Gather the lines below that include the string "adsorpční", copying each in full.

— BEGIN PROVIDED RECORDS —

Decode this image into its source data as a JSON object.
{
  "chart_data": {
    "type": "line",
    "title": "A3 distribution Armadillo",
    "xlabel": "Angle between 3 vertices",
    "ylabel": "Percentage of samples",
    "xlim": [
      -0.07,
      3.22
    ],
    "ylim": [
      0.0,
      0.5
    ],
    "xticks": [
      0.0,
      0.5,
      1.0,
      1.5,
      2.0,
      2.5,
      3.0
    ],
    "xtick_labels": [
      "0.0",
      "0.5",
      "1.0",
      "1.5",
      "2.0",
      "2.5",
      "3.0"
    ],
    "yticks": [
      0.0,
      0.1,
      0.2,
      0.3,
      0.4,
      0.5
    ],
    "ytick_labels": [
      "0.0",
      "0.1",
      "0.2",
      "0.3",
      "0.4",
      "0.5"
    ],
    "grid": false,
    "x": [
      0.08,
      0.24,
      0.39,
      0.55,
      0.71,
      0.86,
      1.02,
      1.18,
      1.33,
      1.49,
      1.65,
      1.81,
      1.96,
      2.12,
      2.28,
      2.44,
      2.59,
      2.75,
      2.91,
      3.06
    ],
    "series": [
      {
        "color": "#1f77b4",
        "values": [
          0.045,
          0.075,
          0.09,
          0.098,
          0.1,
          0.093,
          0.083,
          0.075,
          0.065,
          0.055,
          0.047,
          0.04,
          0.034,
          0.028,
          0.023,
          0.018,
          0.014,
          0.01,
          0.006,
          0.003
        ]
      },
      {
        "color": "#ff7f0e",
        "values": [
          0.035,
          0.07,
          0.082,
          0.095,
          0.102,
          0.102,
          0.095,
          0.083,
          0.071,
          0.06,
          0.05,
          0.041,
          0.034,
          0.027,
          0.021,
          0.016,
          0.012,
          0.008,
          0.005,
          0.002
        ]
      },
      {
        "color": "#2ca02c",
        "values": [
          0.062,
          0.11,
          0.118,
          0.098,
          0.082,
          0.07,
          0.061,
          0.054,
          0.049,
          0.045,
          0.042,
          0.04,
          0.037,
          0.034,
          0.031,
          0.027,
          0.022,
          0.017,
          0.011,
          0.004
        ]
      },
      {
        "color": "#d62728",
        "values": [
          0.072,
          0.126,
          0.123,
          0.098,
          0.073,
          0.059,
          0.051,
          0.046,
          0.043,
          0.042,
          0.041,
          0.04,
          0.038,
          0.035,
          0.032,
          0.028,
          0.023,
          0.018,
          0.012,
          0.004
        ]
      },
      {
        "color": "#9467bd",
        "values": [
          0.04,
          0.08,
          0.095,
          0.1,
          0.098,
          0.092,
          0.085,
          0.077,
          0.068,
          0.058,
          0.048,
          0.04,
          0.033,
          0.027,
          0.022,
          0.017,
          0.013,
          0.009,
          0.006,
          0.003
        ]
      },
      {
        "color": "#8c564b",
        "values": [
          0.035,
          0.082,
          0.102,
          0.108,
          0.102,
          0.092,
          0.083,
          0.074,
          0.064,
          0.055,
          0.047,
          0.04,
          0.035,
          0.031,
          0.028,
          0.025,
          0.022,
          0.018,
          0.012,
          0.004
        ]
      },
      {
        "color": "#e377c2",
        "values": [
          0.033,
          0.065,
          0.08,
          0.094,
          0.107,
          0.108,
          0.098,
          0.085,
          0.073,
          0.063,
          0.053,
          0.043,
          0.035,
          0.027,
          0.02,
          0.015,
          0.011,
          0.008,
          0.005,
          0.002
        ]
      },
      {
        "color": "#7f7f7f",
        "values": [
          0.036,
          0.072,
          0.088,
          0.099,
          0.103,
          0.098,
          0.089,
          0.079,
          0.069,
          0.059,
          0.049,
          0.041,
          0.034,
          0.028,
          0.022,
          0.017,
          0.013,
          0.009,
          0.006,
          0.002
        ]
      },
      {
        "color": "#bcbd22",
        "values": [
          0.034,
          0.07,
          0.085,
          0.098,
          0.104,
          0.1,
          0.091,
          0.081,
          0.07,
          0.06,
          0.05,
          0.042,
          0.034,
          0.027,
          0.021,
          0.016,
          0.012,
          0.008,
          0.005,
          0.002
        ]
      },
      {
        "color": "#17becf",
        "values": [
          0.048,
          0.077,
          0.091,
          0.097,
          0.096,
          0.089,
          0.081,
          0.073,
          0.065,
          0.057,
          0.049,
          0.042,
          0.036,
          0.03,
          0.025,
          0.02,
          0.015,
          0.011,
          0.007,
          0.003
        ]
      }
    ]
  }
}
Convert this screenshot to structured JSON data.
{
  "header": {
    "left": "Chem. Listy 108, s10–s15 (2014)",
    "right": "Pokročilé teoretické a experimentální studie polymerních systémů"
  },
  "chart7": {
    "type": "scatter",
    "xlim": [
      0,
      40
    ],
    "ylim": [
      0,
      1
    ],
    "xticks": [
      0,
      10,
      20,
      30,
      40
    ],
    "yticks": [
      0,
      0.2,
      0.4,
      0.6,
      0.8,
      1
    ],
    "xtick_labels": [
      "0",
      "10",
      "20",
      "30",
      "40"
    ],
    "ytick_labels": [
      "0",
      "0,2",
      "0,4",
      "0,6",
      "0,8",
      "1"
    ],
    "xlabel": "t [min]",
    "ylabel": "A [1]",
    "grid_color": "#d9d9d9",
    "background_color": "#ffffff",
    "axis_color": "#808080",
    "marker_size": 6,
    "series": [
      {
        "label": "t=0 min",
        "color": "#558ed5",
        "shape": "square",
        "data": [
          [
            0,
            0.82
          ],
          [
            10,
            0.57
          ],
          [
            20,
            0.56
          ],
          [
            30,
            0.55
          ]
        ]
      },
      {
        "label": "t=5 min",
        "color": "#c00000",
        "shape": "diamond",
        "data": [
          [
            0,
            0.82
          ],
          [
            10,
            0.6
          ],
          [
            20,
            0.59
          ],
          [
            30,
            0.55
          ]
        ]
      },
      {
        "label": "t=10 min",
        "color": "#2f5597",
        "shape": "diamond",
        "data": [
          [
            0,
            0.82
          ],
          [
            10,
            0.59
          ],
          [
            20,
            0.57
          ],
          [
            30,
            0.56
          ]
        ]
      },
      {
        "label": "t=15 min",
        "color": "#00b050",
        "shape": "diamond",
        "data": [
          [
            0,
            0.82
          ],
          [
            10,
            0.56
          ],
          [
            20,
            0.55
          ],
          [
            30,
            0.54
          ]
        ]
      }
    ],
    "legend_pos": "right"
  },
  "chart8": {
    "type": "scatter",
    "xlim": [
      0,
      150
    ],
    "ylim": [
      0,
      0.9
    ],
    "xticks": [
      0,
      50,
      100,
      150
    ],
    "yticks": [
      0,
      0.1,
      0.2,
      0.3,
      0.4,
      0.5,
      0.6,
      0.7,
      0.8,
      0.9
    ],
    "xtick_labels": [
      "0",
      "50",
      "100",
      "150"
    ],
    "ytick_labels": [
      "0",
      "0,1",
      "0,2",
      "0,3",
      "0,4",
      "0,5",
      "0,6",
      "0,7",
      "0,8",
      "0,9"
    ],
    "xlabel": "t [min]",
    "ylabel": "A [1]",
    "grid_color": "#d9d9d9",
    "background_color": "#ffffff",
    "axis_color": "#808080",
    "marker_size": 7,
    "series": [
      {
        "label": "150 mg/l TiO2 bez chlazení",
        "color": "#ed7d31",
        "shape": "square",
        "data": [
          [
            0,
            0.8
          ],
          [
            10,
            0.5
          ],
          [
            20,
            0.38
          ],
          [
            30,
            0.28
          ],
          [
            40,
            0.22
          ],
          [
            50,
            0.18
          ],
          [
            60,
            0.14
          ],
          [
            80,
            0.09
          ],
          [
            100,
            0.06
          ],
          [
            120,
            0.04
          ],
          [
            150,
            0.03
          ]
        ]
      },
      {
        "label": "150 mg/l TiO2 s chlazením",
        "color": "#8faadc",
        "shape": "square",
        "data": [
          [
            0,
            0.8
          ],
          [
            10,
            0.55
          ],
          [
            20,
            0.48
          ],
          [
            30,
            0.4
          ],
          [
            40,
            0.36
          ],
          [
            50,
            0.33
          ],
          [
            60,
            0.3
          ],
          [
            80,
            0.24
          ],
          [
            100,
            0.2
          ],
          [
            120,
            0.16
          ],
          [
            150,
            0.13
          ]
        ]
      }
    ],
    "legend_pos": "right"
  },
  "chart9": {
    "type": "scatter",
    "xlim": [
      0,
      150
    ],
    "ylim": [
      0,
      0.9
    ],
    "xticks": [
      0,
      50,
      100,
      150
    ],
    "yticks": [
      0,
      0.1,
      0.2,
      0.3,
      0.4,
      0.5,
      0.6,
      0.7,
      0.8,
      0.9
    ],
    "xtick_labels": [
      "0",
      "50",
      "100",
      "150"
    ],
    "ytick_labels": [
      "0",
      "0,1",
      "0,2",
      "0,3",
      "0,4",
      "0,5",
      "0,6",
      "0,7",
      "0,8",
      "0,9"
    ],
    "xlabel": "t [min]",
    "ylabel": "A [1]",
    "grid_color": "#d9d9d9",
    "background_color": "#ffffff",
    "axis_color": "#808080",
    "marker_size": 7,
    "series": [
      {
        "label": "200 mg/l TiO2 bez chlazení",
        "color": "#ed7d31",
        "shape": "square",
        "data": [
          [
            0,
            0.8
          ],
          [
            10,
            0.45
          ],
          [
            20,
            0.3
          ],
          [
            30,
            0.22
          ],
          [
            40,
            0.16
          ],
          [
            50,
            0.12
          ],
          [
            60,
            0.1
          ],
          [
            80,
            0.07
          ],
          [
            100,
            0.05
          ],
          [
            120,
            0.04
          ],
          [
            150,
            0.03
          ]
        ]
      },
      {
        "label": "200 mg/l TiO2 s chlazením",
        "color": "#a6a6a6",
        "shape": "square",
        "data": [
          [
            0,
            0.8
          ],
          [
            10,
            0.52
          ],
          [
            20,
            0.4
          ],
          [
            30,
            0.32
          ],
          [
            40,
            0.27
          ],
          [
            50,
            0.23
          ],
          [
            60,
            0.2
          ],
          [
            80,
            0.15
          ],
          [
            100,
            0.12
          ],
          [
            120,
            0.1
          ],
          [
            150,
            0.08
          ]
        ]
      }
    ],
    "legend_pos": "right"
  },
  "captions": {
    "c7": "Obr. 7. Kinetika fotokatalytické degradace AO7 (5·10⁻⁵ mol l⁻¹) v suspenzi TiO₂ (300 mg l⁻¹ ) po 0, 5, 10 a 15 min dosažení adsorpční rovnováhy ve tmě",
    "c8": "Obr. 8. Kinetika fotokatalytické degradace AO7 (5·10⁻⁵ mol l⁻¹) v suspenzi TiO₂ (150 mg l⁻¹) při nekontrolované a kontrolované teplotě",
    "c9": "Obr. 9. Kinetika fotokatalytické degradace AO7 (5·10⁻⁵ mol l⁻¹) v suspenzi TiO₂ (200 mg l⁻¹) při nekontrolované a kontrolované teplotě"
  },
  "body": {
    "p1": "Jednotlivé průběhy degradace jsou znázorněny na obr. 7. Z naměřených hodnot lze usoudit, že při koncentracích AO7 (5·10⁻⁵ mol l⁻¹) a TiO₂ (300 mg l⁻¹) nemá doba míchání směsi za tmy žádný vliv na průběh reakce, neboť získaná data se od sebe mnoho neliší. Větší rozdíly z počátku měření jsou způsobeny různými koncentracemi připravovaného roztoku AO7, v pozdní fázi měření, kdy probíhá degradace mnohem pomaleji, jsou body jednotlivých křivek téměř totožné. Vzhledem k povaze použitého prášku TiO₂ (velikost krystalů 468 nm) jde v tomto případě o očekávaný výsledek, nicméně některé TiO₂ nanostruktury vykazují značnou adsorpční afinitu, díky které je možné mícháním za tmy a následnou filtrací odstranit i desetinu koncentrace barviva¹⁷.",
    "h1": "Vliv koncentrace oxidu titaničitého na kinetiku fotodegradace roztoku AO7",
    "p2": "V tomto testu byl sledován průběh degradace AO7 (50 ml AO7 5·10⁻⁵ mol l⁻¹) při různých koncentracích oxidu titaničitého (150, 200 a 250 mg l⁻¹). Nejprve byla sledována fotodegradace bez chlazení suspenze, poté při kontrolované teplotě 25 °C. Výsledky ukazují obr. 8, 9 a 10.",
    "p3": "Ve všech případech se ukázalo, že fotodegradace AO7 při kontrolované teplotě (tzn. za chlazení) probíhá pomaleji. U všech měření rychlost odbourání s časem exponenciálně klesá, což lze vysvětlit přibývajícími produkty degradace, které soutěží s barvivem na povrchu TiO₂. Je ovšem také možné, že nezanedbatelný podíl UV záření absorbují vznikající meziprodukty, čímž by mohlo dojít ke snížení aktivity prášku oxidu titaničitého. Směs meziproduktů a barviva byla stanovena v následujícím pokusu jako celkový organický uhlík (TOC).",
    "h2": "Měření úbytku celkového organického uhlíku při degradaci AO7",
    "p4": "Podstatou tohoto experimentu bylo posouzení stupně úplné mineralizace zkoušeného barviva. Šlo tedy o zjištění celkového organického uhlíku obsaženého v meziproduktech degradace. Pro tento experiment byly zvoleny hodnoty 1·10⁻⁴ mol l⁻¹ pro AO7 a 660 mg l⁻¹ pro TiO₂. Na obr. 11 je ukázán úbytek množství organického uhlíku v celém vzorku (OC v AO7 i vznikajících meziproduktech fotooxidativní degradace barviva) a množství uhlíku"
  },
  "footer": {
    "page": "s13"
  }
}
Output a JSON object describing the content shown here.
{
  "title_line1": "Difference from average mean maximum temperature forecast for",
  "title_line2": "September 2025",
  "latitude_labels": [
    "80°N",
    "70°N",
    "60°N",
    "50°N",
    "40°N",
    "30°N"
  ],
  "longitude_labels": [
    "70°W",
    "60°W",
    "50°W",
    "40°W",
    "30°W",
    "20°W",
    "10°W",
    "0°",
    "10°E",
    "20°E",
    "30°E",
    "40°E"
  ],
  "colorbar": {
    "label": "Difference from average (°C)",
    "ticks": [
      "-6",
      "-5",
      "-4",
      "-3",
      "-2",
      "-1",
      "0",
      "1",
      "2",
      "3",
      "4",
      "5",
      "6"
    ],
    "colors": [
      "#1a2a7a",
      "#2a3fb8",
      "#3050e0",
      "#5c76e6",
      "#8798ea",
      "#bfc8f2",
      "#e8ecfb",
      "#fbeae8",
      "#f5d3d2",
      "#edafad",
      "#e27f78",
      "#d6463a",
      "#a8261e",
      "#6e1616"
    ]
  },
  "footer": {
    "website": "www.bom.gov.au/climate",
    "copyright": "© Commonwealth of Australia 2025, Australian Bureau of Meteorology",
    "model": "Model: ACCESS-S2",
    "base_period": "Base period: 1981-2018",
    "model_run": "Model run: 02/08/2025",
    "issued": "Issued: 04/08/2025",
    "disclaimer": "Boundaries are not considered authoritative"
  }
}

— END PROVIDED RECORDS —

FULL SOLUTION:
    "c7": "Obr. 7. Kinetika fotokatalytické degradace AO7 (5·10⁻⁵ mol l⁻¹) v suspenzi TiO₂ (300 mg l⁻¹ ) po 0, 5, 10 a 15 min dosažení adsorpční rovnováhy ve tmě",
    "p1": "Jednotlivé průběhy degradace jsou znázorněny na obr. 7. Z naměřených hodnot lze usoudit, že při koncentracích AO7 (5·10⁻⁵ mol l⁻¹) a TiO₂ (300 mg l⁻¹) nemá doba míchání směsi za tmy žádný vliv na průběh reakce, neboť získaná data se od sebe mnoho neliší. Větší rozdíly z počátku měření jsou způsobeny různými koncentracemi připravovaného roztoku AO7, v pozdní fázi měření, kdy probíhá degradace mnohem pomaleji, jsou body jednotlivých křivek téměř totožné. Vzhledem k povaze použitého prášku TiO₂ (velikost krystalů 468 nm) jde v tomto případě o očekávaný výsledek, nicméně některé TiO₂ nanostruktury vykazují značnou adsorpční afinitu, díky které je možné mícháním za tmy a následnou filtrací odstranit i desetinu koncentrace barviva¹⁷.",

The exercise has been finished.